Data records:
----
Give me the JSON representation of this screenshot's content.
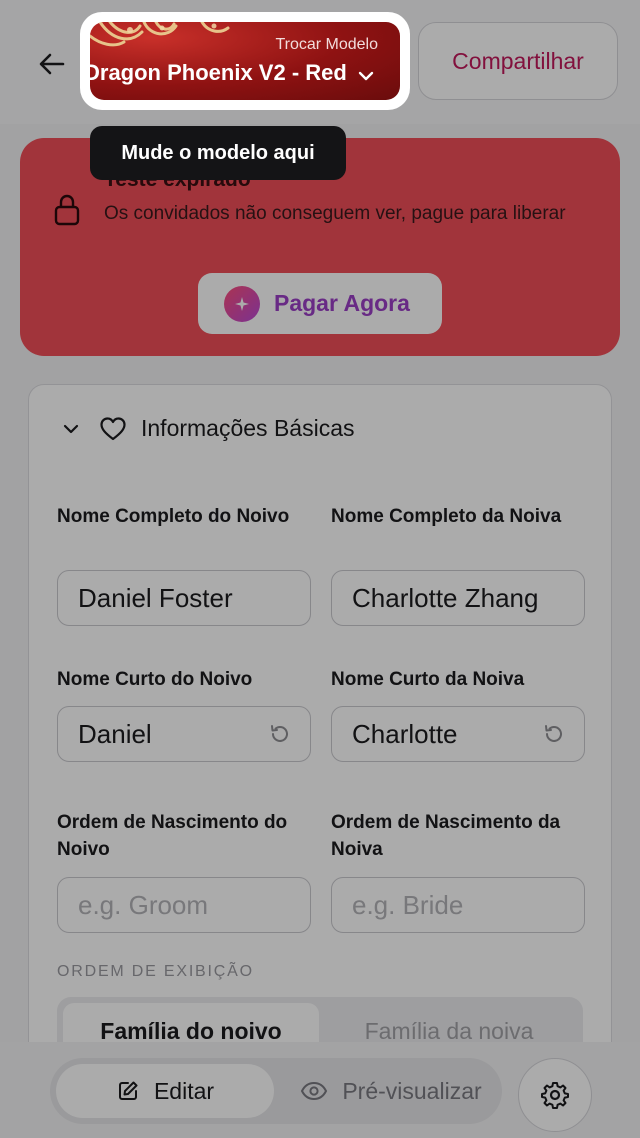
{
  "header": {
    "template_subtitle": "Trocar Modelo",
    "template_name": "Dragon Phoenix V2 - Red",
    "share_label": "Compartilhar"
  },
  "tooltip": {
    "text": "Mude o modelo aqui"
  },
  "banner": {
    "title": "Teste expirado",
    "message": "Os convidados não conseguem ver, pague para liberar",
    "pay_label": "Pagar Agora"
  },
  "basic_info": {
    "section_title": "Informações Básicas",
    "groom_full_name_label": "Nome Completo do Noivo",
    "groom_full_name_value": "Daniel Foster",
    "bride_full_name_label": "Nome Completo da Noiva",
    "bride_full_name_value": "Charlotte Zhang",
    "groom_short_name_label": "Nome Curto do Noivo",
    "groom_short_name_value": "Daniel",
    "bride_short_name_label": "Nome Curto da Noiva",
    "bride_short_name_value": "Charlotte",
    "groom_birth_order_label": "Ordem de Nascimento do Noivo",
    "groom_birth_order_placeholder": "e.g. Groom",
    "bride_birth_order_label": "Ordem de Nascimento da Noiva",
    "bride_birth_order_placeholder": "e.g. Bride",
    "display_order_caption": "ORDEM DE EXIBIÇÃO",
    "display_order_options": [
      "Família do noivo",
      "Família da noiva"
    ],
    "display_order_selected": "Família do noivo"
  },
  "bottom_bar": {
    "edit_label": "Editar",
    "preview_label": "Pré-visualizar",
    "active_mode": "Editar"
  },
  "colors": {
    "banner_bg": "#f14e58",
    "share_text": "#c2185b",
    "pay_text": "#9c3fc7",
    "template_red": "#8e1212"
  },
  "icons": {
    "back": "arrow-left-icon",
    "template_dropdown": "chevron-down-icon",
    "lock": "lock-icon",
    "pay": "sparkle-icon",
    "section_toggle": "chevron-down-icon",
    "section": "heart-icon",
    "reset": "reset-icon",
    "edit": "edit-icon",
    "preview": "eye-icon",
    "settings": "gear-icon"
  }
}
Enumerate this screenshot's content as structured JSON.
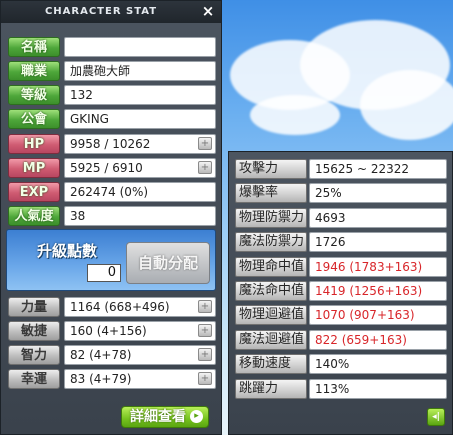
----
Requirements
Restate the data above exactly, stripping out each image.

Solution for this problem
Give me the JSON representation of this screenshot's content.
{
  "header": {
    "template_subtitle": "Trocar Modelo",
    "template_name": "Dragon Phoenix V2 - Red",
    "share_label": "Compartilhar"
  },
  "tooltip": {
    "text": "Mude o modelo aqui"
  },
  "banner": {
    "title": "Teste expirado",
    "message": "Os convidados não conseguem ver, pague para liberar",
    "pay_label": "Pagar Agora"
  },
  "basic_info": {
    "section_title": "Informações Básicas",
    "groom_full_name_label": "Nome Completo do Noivo",
    "groom_full_name_value": "Daniel Foster",
    "bride_full_name_label": "Nome Completo da Noiva",
    "bride_full_name_value": "Charlotte Zhang",
    "groom_short_name_label": "Nome Curto do Noivo",
    "groom_short_name_value": "Daniel",
    "bride_short_name_label": "Nome Curto da Noiva",
    "bride_short_name_value": "Charlotte",
    "groom_birth_order_label": "Ordem de Nascimento do Noivo",
    "groom_birth_order_placeholder": "e.g. Groom",
    "bride_birth_order_label": "Ordem de Nascimento da Noiva",
    "bride_birth_order_placeholder": "e.g. Bride",
    "display_order_caption": "ORDEM DE EXIBIÇÃO",
    "display_order_options": [
      "Família do noivo",
      "Família da noiva"
    ],
    "display_order_selected": "Família do noivo"
  },
  "bottom_bar": {
    "edit_label": "Editar",
    "preview_label": "Pré-visualizar",
    "active_mode": "Editar"
  },
  "colors": {
    "banner_bg": "#f14e58",
    "share_text": "#c2185b",
    "pay_text": "#9c3fc7",
    "template_red": "#8e1212"
  },
  "icons": {
    "back": "arrow-left-icon",
    "template_dropdown": "chevron-down-icon",
    "lock": "lock-icon",
    "pay": "sparkle-icon",
    "section_toggle": "chevron-down-icon",
    "section": "heart-icon",
    "reset": "reset-icon",
    "edit": "edit-icon",
    "preview": "eye-icon",
    "settings": "gear-icon"
  }
}
Enumerate this screenshot's content as structured JSON.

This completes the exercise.